▸ Bloque de texto:
================
Moore nos enseña a ver, nos enseña a mirar. Nos dice: ahí está el agua que ha dejado la marea entre unas rocas. Miradla un rato. Descubrimos la luz, sus reflejos, las sombras, las formas de la piedra. Y poco a poco el agua se llena de vida, de movimiento. Y adquiere un significado. ¿Cuál? Muchas veces, no lo sabemos. Nos fascina, y nos obliga a replegarnos en nosotros mismos buscando respuestas.

viernes, 22 de julio de 2011

Poesía: Marianne Moore






Hay libros que compro por el título: Y Pangolines, unicornios y otros poemas (Acantilado, 2005, traducción de Olivia de Miguel) no se podía quedar en la librería. No sabía quién era Marianne Moore ni, por supuesto, sabía lo que es un pangolín. Hoy ya sé quien es Marianne Moore, sé lo que es un pangolín... pero poco más. Porque la lectura de los poemas de Marianne Moore nos ofrece pocas respuestas sobre su significado.

Años después compré Poesía completa (Lumen, 2010, traducción de Olivia de Miguel). Pero sigo igual.





Puedo decir que hay muchos poemas cuyos protagonistas son animales: el pangolín, el pelícano fragata, el búfalo, el elefante. Y más animales: camaleón, medusa, buey ártico. Sí, parece un documental... También aparecen lugares. Y Pintores. Y Bailarines. Y cosas, muchas cosas. Están ahí, convertidas en poemas. En versos. En estrofas. Las frases son comprensibles. Y la sintaxis. Pero el significado se escapa.

Siempre que voy a hacer un viaje me llevo uno de los libros de Moore: sé que nunca lo terminaré. Que después de cada estrofa puedo mirar la playa, escuchar el sonido del viento o seguir tomando una horchata. Y ahí están sus imágenes, dando vueltas... Regreso a casa, y los poemas siguen ahí, interminables.

Me persiguen sus imágenes, la disposición de las estrofas, la convicción de que su escritura revela conexiones y secretos. Observa y cuenta. Quiero creer que hay algo más, algo que no comprendo. A veces tengo miedo: quizás sea una ilusión. Y que tanto su poesía como el mundo que describe no signifiquen nada.
Simplemente están ahí. Estamos ahí.

Y aquí su poema más conocido:

Poesía

A mí también me disgusta.
Al leerla, sin embargo, con absoluto desdén, uno descubre en
ella, después de todo, un lugar para lo genuino.


Y en inglés, para los sabios

Poetry

I, too, dislike it.
Reading it, however, with a perfect contempt for it, one discovers in
it, after all, a place for the genuine.

Es la versión definitiva del poema: la primera versión, mucho más larga, aclara más las cosas. Otro día.
================
▸ Datos disponibles:
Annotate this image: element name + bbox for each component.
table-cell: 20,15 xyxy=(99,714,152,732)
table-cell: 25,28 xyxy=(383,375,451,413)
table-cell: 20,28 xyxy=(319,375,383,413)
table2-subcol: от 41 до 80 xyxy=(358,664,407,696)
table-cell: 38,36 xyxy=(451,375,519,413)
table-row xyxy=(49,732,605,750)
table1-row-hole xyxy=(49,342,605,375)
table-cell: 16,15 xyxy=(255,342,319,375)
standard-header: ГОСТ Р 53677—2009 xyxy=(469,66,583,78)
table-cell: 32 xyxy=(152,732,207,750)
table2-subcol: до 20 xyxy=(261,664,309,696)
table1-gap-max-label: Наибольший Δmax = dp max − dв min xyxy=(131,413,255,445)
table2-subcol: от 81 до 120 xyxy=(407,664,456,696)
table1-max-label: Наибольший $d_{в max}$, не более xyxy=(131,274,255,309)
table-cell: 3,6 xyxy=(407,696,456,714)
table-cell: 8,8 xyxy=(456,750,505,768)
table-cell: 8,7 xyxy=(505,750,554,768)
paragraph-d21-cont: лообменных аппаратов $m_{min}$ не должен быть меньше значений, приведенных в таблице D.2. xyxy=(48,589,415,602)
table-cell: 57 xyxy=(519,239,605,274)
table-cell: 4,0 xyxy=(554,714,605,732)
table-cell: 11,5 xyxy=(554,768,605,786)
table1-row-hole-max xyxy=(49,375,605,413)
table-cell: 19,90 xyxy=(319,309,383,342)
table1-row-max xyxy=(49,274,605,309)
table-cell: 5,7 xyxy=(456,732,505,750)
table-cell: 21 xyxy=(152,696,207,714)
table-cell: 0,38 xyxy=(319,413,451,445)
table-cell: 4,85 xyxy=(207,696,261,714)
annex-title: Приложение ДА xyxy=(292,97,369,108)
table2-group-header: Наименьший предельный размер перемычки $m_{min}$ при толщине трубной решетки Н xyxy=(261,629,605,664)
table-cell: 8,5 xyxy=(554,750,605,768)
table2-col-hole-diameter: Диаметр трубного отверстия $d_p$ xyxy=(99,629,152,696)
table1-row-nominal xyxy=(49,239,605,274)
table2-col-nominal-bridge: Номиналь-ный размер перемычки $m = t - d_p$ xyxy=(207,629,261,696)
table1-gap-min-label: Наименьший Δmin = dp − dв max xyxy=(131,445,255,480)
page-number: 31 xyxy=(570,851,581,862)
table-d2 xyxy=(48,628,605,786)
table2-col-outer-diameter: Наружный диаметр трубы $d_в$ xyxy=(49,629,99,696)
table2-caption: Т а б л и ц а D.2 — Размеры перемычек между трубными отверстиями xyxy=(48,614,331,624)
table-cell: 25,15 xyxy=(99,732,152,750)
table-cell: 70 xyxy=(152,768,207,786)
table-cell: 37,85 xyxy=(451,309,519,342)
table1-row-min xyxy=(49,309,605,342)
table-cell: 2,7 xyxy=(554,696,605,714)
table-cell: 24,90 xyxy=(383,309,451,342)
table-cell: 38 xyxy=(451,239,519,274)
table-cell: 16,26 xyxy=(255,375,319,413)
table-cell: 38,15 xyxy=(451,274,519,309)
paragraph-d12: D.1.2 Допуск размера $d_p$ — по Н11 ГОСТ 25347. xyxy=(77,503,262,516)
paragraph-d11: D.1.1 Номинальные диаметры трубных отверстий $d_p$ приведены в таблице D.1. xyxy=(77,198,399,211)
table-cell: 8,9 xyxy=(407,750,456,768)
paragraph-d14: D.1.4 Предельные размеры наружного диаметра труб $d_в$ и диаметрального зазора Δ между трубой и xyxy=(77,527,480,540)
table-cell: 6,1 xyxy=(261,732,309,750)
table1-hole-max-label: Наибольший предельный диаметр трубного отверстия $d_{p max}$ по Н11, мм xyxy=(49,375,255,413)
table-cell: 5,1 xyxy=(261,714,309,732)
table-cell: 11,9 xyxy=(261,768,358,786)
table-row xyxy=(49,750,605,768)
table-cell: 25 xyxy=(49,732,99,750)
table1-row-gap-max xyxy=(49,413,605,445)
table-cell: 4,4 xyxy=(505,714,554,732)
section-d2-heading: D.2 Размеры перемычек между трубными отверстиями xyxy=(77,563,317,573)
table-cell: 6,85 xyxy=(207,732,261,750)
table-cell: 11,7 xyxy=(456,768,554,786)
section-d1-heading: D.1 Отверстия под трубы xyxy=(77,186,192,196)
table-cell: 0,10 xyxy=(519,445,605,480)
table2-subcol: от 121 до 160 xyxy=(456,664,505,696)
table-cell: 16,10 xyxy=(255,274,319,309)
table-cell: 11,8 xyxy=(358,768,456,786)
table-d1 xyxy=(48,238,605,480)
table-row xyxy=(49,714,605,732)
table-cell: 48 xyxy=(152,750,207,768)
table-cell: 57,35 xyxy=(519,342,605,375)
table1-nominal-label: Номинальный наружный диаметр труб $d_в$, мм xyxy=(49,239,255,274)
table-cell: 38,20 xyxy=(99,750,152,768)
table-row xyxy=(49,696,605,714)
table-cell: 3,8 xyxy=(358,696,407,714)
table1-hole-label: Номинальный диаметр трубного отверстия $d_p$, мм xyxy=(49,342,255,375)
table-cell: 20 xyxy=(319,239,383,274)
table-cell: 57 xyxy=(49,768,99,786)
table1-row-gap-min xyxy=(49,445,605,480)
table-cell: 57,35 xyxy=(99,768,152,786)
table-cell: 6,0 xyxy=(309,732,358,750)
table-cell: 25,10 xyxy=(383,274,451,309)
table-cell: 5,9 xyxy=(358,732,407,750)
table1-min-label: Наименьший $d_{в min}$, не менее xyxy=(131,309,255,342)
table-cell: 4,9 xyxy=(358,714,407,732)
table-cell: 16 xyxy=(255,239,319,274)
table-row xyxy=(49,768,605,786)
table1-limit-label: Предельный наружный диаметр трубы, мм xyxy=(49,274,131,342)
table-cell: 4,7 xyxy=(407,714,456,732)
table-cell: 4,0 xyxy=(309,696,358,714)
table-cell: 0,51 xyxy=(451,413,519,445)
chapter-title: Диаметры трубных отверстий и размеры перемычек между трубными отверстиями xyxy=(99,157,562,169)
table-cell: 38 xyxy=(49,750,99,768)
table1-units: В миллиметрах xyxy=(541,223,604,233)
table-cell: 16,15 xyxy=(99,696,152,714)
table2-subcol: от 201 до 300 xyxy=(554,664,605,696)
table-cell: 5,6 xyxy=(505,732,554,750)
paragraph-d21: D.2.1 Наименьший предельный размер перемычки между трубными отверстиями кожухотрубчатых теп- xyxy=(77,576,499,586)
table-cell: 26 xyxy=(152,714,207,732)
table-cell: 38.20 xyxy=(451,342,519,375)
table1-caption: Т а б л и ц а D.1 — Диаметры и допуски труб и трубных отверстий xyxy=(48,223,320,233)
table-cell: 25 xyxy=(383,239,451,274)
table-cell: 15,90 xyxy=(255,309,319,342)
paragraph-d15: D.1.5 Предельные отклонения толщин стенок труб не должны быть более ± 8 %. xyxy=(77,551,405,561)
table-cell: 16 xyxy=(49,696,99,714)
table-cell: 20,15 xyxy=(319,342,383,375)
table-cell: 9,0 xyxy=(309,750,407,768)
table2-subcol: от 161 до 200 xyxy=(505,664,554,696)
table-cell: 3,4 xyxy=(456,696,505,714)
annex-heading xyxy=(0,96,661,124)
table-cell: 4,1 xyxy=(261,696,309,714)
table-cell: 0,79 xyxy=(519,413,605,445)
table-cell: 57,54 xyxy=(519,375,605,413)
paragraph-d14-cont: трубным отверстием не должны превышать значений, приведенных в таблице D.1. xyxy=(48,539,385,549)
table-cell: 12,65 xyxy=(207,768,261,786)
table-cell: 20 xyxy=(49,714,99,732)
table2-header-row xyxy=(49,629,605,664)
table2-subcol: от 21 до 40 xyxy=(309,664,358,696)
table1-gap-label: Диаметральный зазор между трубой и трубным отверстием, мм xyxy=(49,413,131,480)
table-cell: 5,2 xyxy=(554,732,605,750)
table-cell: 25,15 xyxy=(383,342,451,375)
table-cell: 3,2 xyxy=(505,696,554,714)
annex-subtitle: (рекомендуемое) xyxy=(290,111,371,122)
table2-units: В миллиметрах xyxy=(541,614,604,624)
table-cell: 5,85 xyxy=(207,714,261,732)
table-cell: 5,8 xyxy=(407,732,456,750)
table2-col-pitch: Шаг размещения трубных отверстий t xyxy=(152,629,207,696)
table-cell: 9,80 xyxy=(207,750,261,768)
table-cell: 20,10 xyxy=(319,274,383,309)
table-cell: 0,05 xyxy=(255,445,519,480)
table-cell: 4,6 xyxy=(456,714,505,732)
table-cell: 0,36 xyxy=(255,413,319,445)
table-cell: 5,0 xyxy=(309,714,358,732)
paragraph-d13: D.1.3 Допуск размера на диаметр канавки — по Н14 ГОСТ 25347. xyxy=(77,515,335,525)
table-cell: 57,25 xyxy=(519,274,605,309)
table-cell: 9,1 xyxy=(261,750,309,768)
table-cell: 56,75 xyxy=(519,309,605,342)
================
Según el texto sobre Marianne Moore, ¿qué editorial publicó «Poesía completa» en 2010? Estos datos proceden de otra fuente.

Lumen.